## TASK OBJECTIVE
Extract the full set of records, then give each one again exactly.

### GIVEN INFORMATION ###

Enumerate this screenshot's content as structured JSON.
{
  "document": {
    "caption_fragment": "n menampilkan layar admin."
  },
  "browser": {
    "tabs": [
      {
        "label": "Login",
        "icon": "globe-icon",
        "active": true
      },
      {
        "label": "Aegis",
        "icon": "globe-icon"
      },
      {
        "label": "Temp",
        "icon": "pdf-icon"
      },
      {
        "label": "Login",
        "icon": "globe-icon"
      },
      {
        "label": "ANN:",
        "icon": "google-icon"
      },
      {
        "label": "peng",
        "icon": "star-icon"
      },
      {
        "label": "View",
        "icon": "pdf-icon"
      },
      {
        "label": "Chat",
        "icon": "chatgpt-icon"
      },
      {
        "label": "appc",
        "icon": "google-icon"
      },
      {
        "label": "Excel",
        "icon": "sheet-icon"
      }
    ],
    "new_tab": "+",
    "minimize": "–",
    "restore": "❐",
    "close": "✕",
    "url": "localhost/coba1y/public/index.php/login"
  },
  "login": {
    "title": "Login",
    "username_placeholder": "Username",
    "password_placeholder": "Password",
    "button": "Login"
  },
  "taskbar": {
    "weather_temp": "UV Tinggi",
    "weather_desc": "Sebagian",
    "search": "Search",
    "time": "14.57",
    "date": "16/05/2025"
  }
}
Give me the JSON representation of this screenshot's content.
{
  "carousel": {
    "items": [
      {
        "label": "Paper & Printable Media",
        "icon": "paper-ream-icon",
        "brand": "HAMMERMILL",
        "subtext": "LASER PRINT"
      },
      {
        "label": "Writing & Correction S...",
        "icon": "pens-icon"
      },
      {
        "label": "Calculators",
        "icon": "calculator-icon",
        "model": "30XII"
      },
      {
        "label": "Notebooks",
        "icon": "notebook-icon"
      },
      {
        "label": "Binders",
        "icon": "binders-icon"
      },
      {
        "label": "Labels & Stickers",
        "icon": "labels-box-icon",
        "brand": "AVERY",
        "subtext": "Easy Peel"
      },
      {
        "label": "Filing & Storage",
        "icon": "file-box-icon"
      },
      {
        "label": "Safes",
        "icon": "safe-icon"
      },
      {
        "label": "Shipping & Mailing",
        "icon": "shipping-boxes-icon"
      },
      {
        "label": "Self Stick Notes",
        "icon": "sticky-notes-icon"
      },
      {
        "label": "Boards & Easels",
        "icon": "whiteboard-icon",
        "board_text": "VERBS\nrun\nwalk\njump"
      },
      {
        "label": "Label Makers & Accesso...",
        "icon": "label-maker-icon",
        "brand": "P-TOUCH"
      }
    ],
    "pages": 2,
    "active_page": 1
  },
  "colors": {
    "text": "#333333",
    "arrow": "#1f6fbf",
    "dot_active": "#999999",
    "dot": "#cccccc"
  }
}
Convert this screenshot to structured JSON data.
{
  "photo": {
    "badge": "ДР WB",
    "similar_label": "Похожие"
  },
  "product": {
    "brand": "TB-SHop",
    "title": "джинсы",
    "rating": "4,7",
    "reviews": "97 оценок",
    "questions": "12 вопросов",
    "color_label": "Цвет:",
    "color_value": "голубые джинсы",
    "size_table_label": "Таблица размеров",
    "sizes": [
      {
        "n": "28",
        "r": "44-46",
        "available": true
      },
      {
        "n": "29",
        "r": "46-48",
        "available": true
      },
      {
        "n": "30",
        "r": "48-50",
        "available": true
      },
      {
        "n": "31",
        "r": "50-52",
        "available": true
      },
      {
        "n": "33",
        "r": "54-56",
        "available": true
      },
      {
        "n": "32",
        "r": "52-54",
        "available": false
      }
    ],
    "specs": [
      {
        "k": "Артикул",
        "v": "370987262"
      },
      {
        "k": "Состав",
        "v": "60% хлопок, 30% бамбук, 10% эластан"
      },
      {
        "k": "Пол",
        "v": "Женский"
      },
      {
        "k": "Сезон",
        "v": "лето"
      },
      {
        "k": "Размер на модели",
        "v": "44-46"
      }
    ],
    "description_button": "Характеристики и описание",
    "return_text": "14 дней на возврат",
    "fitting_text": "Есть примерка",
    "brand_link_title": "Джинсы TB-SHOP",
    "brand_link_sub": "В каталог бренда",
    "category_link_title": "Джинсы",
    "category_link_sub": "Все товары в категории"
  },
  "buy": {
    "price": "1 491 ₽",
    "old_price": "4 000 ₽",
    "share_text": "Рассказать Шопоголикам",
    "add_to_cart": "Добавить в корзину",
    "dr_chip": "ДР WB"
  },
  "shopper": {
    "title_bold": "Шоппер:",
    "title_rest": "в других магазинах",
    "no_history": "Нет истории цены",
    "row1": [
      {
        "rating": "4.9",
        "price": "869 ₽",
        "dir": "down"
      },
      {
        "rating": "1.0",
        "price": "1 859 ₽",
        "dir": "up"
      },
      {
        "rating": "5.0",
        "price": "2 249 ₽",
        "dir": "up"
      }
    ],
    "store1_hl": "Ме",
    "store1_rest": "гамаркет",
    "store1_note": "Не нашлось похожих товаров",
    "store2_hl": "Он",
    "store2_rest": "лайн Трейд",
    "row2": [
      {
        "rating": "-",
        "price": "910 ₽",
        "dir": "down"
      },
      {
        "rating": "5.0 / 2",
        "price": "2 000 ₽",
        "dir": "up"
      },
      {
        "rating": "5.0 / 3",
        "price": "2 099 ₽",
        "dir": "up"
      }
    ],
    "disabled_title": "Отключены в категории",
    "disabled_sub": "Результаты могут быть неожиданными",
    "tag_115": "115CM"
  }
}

###

## TASK ANSWER
Enumerate this screenshot's content as structured JSON.
{
  "document": {
    "caption_fragment": "n menampilkan layar admin."
  },
  "browser": {
    "tabs": [
      {
        "label": "Login",
        "icon": "globe-icon",
        "active": true
      },
      {
        "label": "Aegis",
        "icon": "globe-icon"
      },
      {
        "label": "Temp",
        "icon": "pdf-icon"
      },
      {
        "label": "Login",
        "icon": "globe-icon"
      },
      {
        "label": "ANN:",
        "icon": "google-icon"
      },
      {
        "label": "peng",
        "icon": "star-icon"
      },
      {
        "label": "View",
        "icon": "pdf-icon"
      },
      {
        "label": "Chat",
        "icon": "chatgpt-icon"
      },
      {
        "label": "appc",
        "icon": "google-icon"
      },
      {
        "label": "Excel",
        "icon": "sheet-icon"
      }
    ],
    "new_tab": "+",
    "minimize": "–",
    "restore": "❐",
    "close": "✕",
    "url": "localhost/coba1y/public/index.php/login"
  },
  "login": {
    "title": "Login",
    "username_placeholder": "Username",
    "password_placeholder": "Password",
    "button": "Login"
  },
  "taskbar": {
    "weather_temp": "UV Tinggi",
    "weather_desc": "Sebagian",
    "search": "Search",
    "time": "14.57",
    "date": "16/05/2025"
  }
}
Give me the JSON representation of this screenshot's content.
{
  "carousel": {
    "items": [
      {
        "label": "Paper & Printable Media",
        "icon": "paper-ream-icon",
        "brand": "HAMMERMILL",
        "subtext": "LASER PRINT"
      },
      {
        "label": "Writing & Correction S...",
        "icon": "pens-icon"
      },
      {
        "label": "Calculators",
        "icon": "calculator-icon",
        "model": "30XII"
      },
      {
        "label": "Notebooks",
        "icon": "notebook-icon"
      },
      {
        "label": "Binders",
        "icon": "binders-icon"
      },
      {
        "label": "Labels & Stickers",
        "icon": "labels-box-icon",
        "brand": "AVERY",
        "subtext": "Easy Peel"
      },
      {
        "label": "Filing & Storage",
        "icon": "file-box-icon"
      },
      {
        "label": "Safes",
        "icon": "safe-icon"
      },
      {
        "label": "Shipping & Mailing",
        "icon": "shipping-boxes-icon"
      },
      {
        "label": "Self Stick Notes",
        "icon": "sticky-notes-icon"
      },
      {
        "label": "Boards & Easels",
        "icon": "whiteboard-icon",
        "board_text": "VERBS\nrun\nwalk\njump"
      },
      {
        "label": "Label Makers & Accesso...",
        "icon": "label-maker-icon",
        "brand": "P-TOUCH"
      }
    ],
    "pages": 2,
    "active_page": 1
  },
  "colors": {
    "text": "#333333",
    "arrow": "#1f6fbf",
    "dot_active": "#999999",
    "dot": "#cccccc"
  }
}
Convert this screenshot to structured JSON data.
{
  "photo": {
    "badge": "ДР WB",
    "similar_label": "Похожие"
  },
  "product": {
    "brand": "TB-SHop",
    "title": "джинсы",
    "rating": "4,7",
    "reviews": "97 оценок",
    "questions": "12 вопросов",
    "color_label": "Цвет:",
    "color_value": "голубые джинсы",
    "size_table_label": "Таблица размеров",
    "sizes": [
      {
        "n": "28",
        "r": "44-46",
        "available": true
      },
      {
        "n": "29",
        "r": "46-48",
        "available": true
      },
      {
        "n": "30",
        "r": "48-50",
        "available": true
      },
      {
        "n": "31",
        "r": "50-52",
        "available": true
      },
      {
        "n": "33",
        "r": "54-56",
        "available": true
      },
      {
        "n": "32",
        "r": "52-54",
        "available": false
      }
    ],
    "specs": [
      {
        "k": "Артикул",
        "v": "370987262"
      },
      {
        "k": "Состав",
        "v": "60% хлопок, 30% бамбук, 10% эластан"
      },
      {
        "k": "Пол",
        "v": "Женский"
      },
      {
        "k": "Сезон",
        "v": "лето"
      },
      {
        "k": "Размер на модели",
        "v": "44-46"
      }
    ],
    "description_button": "Характеристики и описание",
    "return_text": "14 дней на возврат",
    "fitting_text": "Есть примерка",
    "brand_link_title": "Джинсы TB-SHOP",
    "brand_link_sub": "В каталог бренда",
    "category_link_title": "Джинсы",
    "category_link_sub": "Все товары в категории"
  },
  "buy": {
    "price": "1 491 ₽",
    "old_price": "4 000 ₽",
    "share_text": "Рассказать Шопоголикам",
    "add_to_cart": "Добавить в корзину",
    "dr_chip": "ДР WB"
  },
  "shopper": {
    "title_bold": "Шоппер:",
    "title_rest": "в других магазинах",
    "no_history": "Нет истории цены",
    "row1": [
      {
        "rating": "4.9",
        "price": "869 ₽",
        "dir": "down"
      },
      {
        "rating": "1.0",
        "price": "1 859 ₽",
        "dir": "up"
      },
      {
        "rating": "5.0",
        "price": "2 249 ₽",
        "dir": "up"
      }
    ],
    "store1_hl": "Ме",
    "store1_rest": "гамаркет",
    "store1_note": "Не нашлось похожих товаров",
    "store2_hl": "Он",
    "store2_rest": "лайн Трейд",
    "row2": [
      {
        "rating": "-",
        "price": "910 ₽",
        "dir": "down"
      },
      {
        "rating": "5.0 / 2",
        "price": "2 000 ₽",
        "dir": "up"
      },
      {
        "rating": "5.0 / 3",
        "price": "2 099 ₽",
        "dir": "up"
      }
    ],
    "disabled_title": "Отключены в категории",
    "disabled_sub": "Результаты могут быть неожиданными",
    "tag_115": "115CM"
  }
}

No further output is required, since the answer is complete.